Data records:
====
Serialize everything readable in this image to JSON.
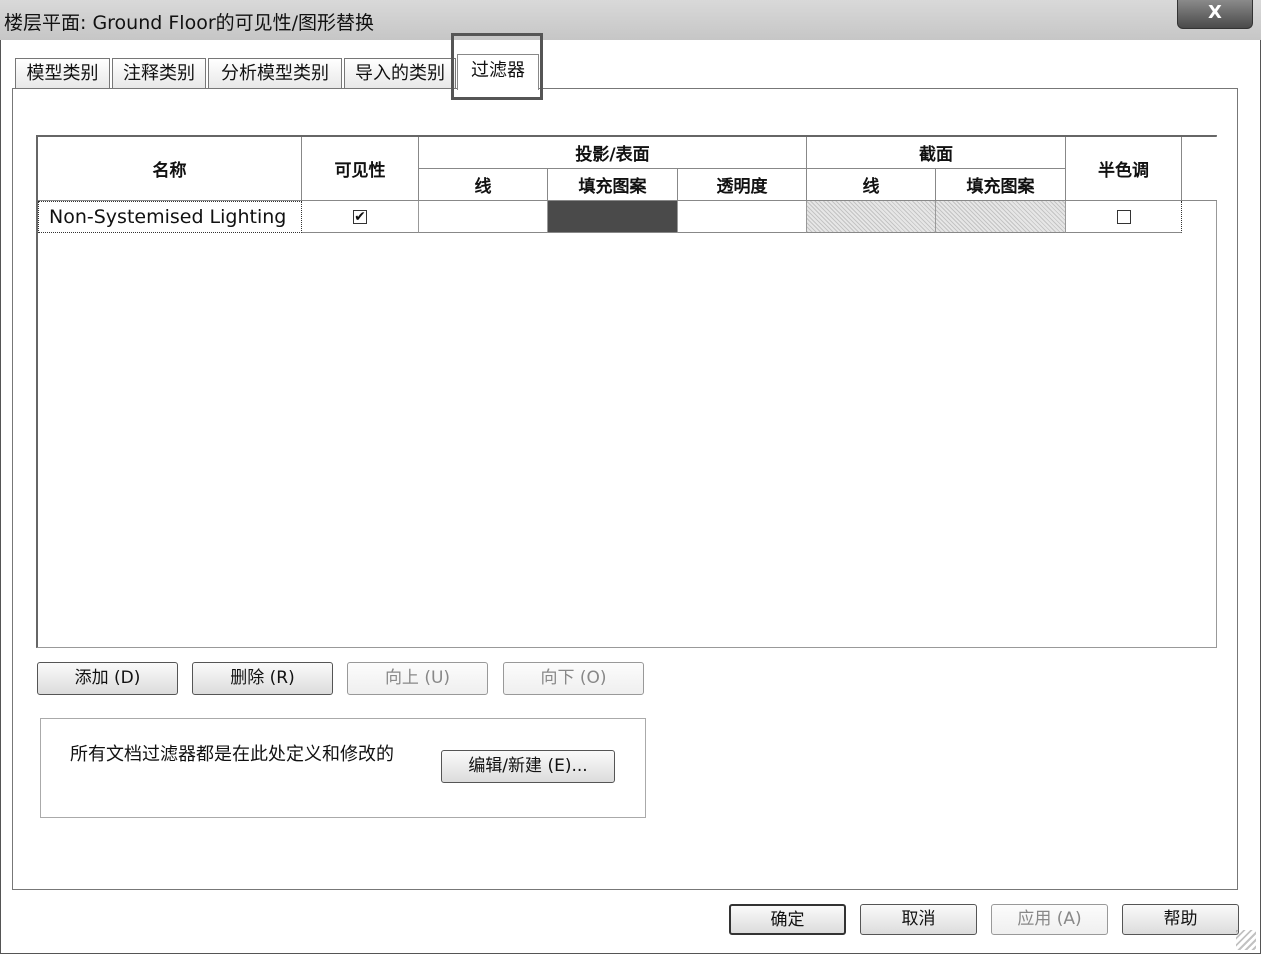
{
  "window": {
    "title": "楼层平面: Ground Floor的可见性/图形替换",
    "close_label": "X"
  },
  "tabs": [
    {
      "label": "模型类别"
    },
    {
      "label": "注释类别"
    },
    {
      "label": "分析模型类别"
    },
    {
      "label": "导入的类别"
    },
    {
      "label": "过滤器",
      "active": true
    }
  ],
  "table": {
    "headers": {
      "name": "名称",
      "visibility": "可见性",
      "projection_surface": "投影/表面",
      "line": "线",
      "fill_pattern": "填充图案",
      "transparency": "透明度",
      "cut": "截面",
      "cut_line": "线",
      "cut_fill_pattern": "填充图案",
      "halftone": "半色调"
    },
    "rows": [
      {
        "name": "Non-Systemised Lighting",
        "visible": true,
        "halftone": false
      }
    ]
  },
  "buttons": {
    "add": "添加 (D)",
    "delete": "删除 (R)",
    "up": "向上 (U)",
    "down": "向下 (O)",
    "edit_new": "编辑/新建 (E)...",
    "ok": "确定",
    "cancel": "取消",
    "apply": "应用 (A)",
    "help": "帮助"
  },
  "info": {
    "text": "所有文档过滤器都是在此处定义和修改的"
  },
  "colors": {
    "fill_override": "#4a4a4a",
    "cut_pattern": "#bdbdbd"
  }
}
====
WHAT YOU HAVE TO DO: Pictures excluded, quote all the data above exactly.

EXERCISE RESULT:
Serialize everything readable in this image to JSON.
{
  "window": {
    "title": "楼层平面: Ground Floor的可见性/图形替换",
    "close_label": "X"
  },
  "tabs": [
    {
      "label": "模型类别"
    },
    {
      "label": "注释类别"
    },
    {
      "label": "分析模型类别"
    },
    {
      "label": "导入的类别"
    },
    {
      "label": "过滤器",
      "active": true
    }
  ],
  "table": {
    "headers": {
      "name": "名称",
      "visibility": "可见性",
      "projection_surface": "投影/表面",
      "line": "线",
      "fill_pattern": "填充图案",
      "transparency": "透明度",
      "cut": "截面",
      "cut_line": "线",
      "cut_fill_pattern": "填充图案",
      "halftone": "半色调"
    },
    "rows": [
      {
        "name": "Non-Systemised Lighting",
        "visible": true,
        "halftone": false
      }
    ]
  },
  "buttons": {
    "add": "添加 (D)",
    "delete": "删除 (R)",
    "up": "向上 (U)",
    "down": "向下 (O)",
    "edit_new": "编辑/新建 (E)...",
    "ok": "确定",
    "cancel": "取消",
    "apply": "应用 (A)",
    "help": "帮助"
  },
  "info": {
    "text": "所有文档过滤器都是在此处定义和修改的"
  },
  "colors": {
    "fill_override": "#4a4a4a",
    "cut_pattern": "#bdbdbd"
  }
}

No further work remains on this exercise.